Data listing

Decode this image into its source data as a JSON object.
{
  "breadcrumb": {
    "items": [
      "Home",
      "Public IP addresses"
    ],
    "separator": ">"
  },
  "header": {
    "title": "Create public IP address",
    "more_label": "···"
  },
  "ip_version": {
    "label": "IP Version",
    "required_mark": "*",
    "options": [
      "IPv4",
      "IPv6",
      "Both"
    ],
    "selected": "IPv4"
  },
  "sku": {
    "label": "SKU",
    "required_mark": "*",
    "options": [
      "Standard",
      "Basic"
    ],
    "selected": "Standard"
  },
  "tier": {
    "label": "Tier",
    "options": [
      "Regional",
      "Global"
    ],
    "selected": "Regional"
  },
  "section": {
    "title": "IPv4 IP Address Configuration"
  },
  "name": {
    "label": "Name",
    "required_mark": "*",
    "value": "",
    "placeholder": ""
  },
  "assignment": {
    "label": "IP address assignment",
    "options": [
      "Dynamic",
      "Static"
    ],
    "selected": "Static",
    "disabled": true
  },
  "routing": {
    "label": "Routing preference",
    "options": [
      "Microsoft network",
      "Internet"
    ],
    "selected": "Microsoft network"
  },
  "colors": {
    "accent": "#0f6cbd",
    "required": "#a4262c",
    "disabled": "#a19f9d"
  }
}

## Problem description
Copy every record above exactly as it appears.

## Correct result
Decode this image into its source data as a JSON object.
{
  "breadcrumb": {
    "items": [
      "Home",
      "Public IP addresses"
    ],
    "separator": ">"
  },
  "header": {
    "title": "Create public IP address",
    "more_label": "···"
  },
  "ip_version": {
    "label": "IP Version",
    "required_mark": "*",
    "options": [
      "IPv4",
      "IPv6",
      "Both"
    ],
    "selected": "IPv4"
  },
  "sku": {
    "label": "SKU",
    "required_mark": "*",
    "options": [
      "Standard",
      "Basic"
    ],
    "selected": "Standard"
  },
  "tier": {
    "label": "Tier",
    "options": [
      "Regional",
      "Global"
    ],
    "selected": "Regional"
  },
  "section": {
    "title": "IPv4 IP Address Configuration"
  },
  "name": {
    "label": "Name",
    "required_mark": "*",
    "value": "",
    "placeholder": ""
  },
  "assignment": {
    "label": "IP address assignment",
    "options": [
      "Dynamic",
      "Static"
    ],
    "selected": "Static",
    "disabled": true
  },
  "routing": {
    "label": "Routing preference",
    "options": [
      "Microsoft network",
      "Internet"
    ],
    "selected": "Microsoft network"
  },
  "colors": {
    "accent": "#0f6cbd",
    "required": "#a4262c",
    "disabled": "#a19f9d"
  }
}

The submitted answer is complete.